* _Stored data_
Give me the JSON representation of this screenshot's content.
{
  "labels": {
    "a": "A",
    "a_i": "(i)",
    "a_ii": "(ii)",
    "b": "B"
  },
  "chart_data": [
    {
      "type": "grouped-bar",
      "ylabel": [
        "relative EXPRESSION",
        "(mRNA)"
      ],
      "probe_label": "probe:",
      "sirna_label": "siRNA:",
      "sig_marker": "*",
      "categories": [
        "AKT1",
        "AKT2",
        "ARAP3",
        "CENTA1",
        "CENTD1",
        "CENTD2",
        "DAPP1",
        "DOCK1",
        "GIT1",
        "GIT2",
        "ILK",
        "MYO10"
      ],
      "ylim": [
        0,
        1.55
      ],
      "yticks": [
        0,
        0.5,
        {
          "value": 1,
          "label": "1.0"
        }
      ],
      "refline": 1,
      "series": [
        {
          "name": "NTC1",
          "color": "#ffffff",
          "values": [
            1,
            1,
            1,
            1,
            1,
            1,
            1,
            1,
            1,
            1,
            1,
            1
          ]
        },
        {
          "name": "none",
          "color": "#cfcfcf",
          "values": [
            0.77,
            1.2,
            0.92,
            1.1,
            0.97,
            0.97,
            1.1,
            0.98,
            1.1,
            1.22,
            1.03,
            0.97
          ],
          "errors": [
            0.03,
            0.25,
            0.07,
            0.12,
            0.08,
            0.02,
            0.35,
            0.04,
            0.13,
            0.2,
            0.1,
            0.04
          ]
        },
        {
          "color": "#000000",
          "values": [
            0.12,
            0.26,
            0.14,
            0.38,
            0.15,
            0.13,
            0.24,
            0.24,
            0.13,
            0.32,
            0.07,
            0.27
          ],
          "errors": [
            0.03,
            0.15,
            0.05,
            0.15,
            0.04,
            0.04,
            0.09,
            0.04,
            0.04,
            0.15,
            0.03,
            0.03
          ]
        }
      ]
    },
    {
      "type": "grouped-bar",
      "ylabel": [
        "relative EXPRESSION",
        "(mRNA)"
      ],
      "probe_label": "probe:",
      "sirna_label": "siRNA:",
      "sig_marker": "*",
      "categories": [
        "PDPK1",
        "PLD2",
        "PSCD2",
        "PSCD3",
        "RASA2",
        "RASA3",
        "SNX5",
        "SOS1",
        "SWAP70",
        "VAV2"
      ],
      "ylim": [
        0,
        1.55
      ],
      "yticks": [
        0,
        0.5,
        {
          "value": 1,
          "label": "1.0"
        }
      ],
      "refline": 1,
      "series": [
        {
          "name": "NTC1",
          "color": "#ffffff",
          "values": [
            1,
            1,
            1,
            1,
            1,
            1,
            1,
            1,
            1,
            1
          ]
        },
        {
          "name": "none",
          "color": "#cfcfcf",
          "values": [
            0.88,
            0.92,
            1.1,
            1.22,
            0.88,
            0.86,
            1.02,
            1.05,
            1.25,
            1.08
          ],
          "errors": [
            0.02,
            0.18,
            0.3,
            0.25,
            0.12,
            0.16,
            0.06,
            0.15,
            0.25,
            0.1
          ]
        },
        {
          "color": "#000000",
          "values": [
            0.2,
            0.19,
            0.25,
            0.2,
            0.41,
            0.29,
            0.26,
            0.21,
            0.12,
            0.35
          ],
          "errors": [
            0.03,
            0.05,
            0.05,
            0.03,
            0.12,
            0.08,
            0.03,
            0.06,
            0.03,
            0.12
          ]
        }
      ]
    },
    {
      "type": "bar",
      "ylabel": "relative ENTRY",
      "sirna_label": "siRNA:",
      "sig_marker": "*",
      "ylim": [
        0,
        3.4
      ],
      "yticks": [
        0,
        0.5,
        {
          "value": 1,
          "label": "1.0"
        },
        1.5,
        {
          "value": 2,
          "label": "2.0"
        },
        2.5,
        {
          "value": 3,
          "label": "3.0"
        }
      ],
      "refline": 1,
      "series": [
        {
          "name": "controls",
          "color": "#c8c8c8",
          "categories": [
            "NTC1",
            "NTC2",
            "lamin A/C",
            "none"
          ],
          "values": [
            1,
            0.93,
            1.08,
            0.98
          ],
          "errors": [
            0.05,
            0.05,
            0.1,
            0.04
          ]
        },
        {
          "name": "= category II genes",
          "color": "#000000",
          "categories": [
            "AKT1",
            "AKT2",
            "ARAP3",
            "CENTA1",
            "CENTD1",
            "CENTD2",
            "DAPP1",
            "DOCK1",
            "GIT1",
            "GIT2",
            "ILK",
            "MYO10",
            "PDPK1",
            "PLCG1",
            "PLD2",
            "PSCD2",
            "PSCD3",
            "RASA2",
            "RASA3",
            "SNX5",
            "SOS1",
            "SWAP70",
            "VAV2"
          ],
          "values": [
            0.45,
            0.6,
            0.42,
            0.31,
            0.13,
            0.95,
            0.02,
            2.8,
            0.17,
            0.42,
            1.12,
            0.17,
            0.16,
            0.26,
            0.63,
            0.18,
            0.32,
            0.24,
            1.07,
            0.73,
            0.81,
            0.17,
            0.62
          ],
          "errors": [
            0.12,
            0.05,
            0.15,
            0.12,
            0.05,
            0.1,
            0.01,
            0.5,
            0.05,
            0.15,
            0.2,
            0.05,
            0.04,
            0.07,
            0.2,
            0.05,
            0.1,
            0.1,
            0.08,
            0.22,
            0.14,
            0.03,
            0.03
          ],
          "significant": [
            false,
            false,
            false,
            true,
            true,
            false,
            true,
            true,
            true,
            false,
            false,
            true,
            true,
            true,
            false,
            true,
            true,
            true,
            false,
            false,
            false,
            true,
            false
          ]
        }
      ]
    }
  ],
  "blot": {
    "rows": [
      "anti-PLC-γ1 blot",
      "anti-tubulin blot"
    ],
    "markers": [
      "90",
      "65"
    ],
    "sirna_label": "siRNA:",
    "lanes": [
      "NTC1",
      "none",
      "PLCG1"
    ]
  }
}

* _Task objective_
This exercise needs each record retyped exactly as shown.

* _Solution for this problem_
Give me the JSON representation of this screenshot's content.
{
  "labels": {
    "a": "A",
    "a_i": "(i)",
    "a_ii": "(ii)",
    "b": "B"
  },
  "chart_data": [
    {
      "type": "grouped-bar",
      "ylabel": [
        "relative EXPRESSION",
        "(mRNA)"
      ],
      "probe_label": "probe:",
      "sirna_label": "siRNA:",
      "sig_marker": "*",
      "categories": [
        "AKT1",
        "AKT2",
        "ARAP3",
        "CENTA1",
        "CENTD1",
        "CENTD2",
        "DAPP1",
        "DOCK1",
        "GIT1",
        "GIT2",
        "ILK",
        "MYO10"
      ],
      "ylim": [
        0,
        1.55
      ],
      "yticks": [
        0,
        0.5,
        {
          "value": 1,
          "label": "1.0"
        }
      ],
      "refline": 1,
      "series": [
        {
          "name": "NTC1",
          "color": "#ffffff",
          "values": [
            1,
            1,
            1,
            1,
            1,
            1,
            1,
            1,
            1,
            1,
            1,
            1
          ]
        },
        {
          "name": "none",
          "color": "#cfcfcf",
          "values": [
            0.77,
            1.2,
            0.92,
            1.1,
            0.97,
            0.97,
            1.1,
            0.98,
            1.1,
            1.22,
            1.03,
            0.97
          ],
          "errors": [
            0.03,
            0.25,
            0.07,
            0.12,
            0.08,
            0.02,
            0.35,
            0.04,
            0.13,
            0.2,
            0.1,
            0.04
          ]
        },
        {
          "color": "#000000",
          "values": [
            0.12,
            0.26,
            0.14,
            0.38,
            0.15,
            0.13,
            0.24,
            0.24,
            0.13,
            0.32,
            0.07,
            0.27
          ],
          "errors": [
            0.03,
            0.15,
            0.05,
            0.15,
            0.04,
            0.04,
            0.09,
            0.04,
            0.04,
            0.15,
            0.03,
            0.03
          ]
        }
      ]
    },
    {
      "type": "grouped-bar",
      "ylabel": [
        "relative EXPRESSION",
        "(mRNA)"
      ],
      "probe_label": "probe:",
      "sirna_label": "siRNA:",
      "sig_marker": "*",
      "categories": [
        "PDPK1",
        "PLD2",
        "PSCD2",
        "PSCD3",
        "RASA2",
        "RASA3",
        "SNX5",
        "SOS1",
        "SWAP70",
        "VAV2"
      ],
      "ylim": [
        0,
        1.55
      ],
      "yticks": [
        0,
        0.5,
        {
          "value": 1,
          "label": "1.0"
        }
      ],
      "refline": 1,
      "series": [
        {
          "name": "NTC1",
          "color": "#ffffff",
          "values": [
            1,
            1,
            1,
            1,
            1,
            1,
            1,
            1,
            1,
            1
          ]
        },
        {
          "name": "none",
          "color": "#cfcfcf",
          "values": [
            0.88,
            0.92,
            1.1,
            1.22,
            0.88,
            0.86,
            1.02,
            1.05,
            1.25,
            1.08
          ],
          "errors": [
            0.02,
            0.18,
            0.3,
            0.25,
            0.12,
            0.16,
            0.06,
            0.15,
            0.25,
            0.1
          ]
        },
        {
          "color": "#000000",
          "values": [
            0.2,
            0.19,
            0.25,
            0.2,
            0.41,
            0.29,
            0.26,
            0.21,
            0.12,
            0.35
          ],
          "errors": [
            0.03,
            0.05,
            0.05,
            0.03,
            0.12,
            0.08,
            0.03,
            0.06,
            0.03,
            0.12
          ]
        }
      ]
    },
    {
      "type": "bar",
      "ylabel": "relative ENTRY",
      "sirna_label": "siRNA:",
      "sig_marker": "*",
      "ylim": [
        0,
        3.4
      ],
      "yticks": [
        0,
        0.5,
        {
          "value": 1,
          "label": "1.0"
        },
        1.5,
        {
          "value": 2,
          "label": "2.0"
        },
        2.5,
        {
          "value": 3,
          "label": "3.0"
        }
      ],
      "refline": 1,
      "series": [
        {
          "name": "controls",
          "color": "#c8c8c8",
          "categories": [
            "NTC1",
            "NTC2",
            "lamin A/C",
            "none"
          ],
          "values": [
            1,
            0.93,
            1.08,
            0.98
          ],
          "errors": [
            0.05,
            0.05,
            0.1,
            0.04
          ]
        },
        {
          "name": "= category II genes",
          "color": "#000000",
          "categories": [
            "AKT1",
            "AKT2",
            "ARAP3",
            "CENTA1",
            "CENTD1",
            "CENTD2",
            "DAPP1",
            "DOCK1",
            "GIT1",
            "GIT2",
            "ILK",
            "MYO10",
            "PDPK1",
            "PLCG1",
            "PLD2",
            "PSCD2",
            "PSCD3",
            "RASA2",
            "RASA3",
            "SNX5",
            "SOS1",
            "SWAP70",
            "VAV2"
          ],
          "values": [
            0.45,
            0.6,
            0.42,
            0.31,
            0.13,
            0.95,
            0.02,
            2.8,
            0.17,
            0.42,
            1.12,
            0.17,
            0.16,
            0.26,
            0.63,
            0.18,
            0.32,
            0.24,
            1.07,
            0.73,
            0.81,
            0.17,
            0.62
          ],
          "errors": [
            0.12,
            0.05,
            0.15,
            0.12,
            0.05,
            0.1,
            0.01,
            0.5,
            0.05,
            0.15,
            0.2,
            0.05,
            0.04,
            0.07,
            0.2,
            0.05,
            0.1,
            0.1,
            0.08,
            0.22,
            0.14,
            0.03,
            0.03
          ],
          "significant": [
            false,
            false,
            false,
            true,
            true,
            false,
            true,
            true,
            true,
            false,
            false,
            true,
            true,
            true,
            false,
            true,
            true,
            true,
            false,
            false,
            false,
            true,
            false
          ]
        }
      ]
    }
  ],
  "blot": {
    "rows": [
      "anti-PLC-γ1 blot",
      "anti-tubulin blot"
    ],
    "markers": [
      "90",
      "65"
    ],
    "sirna_label": "siRNA:",
    "lanes": [
      "NTC1",
      "none",
      "PLCG1"
    ]
  }
}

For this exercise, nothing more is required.